▸ Task description: Note each line that includes the word "content". Copy those lines.

▸ Material for this exercise:
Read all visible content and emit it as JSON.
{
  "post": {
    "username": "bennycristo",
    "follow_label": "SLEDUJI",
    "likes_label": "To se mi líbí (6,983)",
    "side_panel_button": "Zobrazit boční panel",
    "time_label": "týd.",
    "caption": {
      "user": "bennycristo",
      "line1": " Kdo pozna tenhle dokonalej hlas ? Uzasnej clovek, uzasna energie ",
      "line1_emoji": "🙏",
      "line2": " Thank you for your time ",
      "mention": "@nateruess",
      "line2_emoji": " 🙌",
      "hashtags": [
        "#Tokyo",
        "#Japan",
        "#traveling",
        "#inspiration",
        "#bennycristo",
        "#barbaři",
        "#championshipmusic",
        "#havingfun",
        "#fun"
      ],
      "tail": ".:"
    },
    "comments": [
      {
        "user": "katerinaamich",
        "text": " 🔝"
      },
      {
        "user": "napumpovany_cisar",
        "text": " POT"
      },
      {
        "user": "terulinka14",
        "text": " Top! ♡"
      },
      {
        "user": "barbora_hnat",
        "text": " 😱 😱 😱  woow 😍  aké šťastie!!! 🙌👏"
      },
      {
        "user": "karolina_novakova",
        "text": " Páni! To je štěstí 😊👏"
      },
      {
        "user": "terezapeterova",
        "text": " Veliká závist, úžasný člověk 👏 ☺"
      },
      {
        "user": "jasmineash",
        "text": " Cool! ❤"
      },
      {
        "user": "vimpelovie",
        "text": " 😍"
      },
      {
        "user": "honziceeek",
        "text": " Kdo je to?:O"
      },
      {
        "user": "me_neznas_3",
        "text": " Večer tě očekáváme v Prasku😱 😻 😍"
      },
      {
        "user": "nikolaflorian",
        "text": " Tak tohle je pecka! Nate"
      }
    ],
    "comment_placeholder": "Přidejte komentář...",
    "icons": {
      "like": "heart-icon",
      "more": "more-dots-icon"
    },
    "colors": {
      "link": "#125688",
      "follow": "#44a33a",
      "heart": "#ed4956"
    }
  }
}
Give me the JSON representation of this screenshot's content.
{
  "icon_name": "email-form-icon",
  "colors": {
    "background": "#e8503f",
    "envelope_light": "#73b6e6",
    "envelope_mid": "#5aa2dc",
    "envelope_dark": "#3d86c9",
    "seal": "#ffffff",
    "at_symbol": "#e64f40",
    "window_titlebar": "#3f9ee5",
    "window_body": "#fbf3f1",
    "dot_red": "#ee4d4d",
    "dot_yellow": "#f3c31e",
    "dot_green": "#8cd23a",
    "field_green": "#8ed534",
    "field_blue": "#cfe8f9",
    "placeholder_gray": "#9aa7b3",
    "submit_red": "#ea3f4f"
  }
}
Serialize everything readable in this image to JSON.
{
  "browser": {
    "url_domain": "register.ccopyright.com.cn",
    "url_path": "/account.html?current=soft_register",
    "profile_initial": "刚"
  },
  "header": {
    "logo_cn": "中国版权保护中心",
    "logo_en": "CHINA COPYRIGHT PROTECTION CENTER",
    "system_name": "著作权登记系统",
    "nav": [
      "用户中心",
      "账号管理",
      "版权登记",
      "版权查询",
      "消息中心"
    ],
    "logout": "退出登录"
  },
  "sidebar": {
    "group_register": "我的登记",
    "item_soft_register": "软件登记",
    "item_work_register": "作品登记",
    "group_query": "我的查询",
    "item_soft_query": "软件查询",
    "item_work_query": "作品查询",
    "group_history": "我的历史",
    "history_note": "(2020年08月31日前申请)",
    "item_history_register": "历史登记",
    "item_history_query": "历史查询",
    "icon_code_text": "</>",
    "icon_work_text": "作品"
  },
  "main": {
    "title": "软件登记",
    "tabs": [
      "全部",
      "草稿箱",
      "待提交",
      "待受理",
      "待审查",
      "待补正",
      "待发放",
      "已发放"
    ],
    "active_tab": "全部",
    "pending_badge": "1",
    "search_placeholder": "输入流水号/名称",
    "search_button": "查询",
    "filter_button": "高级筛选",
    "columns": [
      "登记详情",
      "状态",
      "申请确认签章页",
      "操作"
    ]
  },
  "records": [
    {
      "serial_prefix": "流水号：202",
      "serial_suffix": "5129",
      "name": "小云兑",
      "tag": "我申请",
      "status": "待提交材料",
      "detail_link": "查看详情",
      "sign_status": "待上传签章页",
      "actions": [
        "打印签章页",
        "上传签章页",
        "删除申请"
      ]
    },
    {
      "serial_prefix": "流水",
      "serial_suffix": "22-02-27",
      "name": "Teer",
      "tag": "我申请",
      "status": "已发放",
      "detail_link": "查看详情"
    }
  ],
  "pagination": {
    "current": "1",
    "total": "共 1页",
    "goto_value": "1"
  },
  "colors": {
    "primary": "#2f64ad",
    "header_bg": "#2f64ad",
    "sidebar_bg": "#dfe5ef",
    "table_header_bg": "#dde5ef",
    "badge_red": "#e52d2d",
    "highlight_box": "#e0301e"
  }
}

▸ Exercise answer:
Read all visible content and emit it as JSON.
Give me the JSON representation of this screenshot's content.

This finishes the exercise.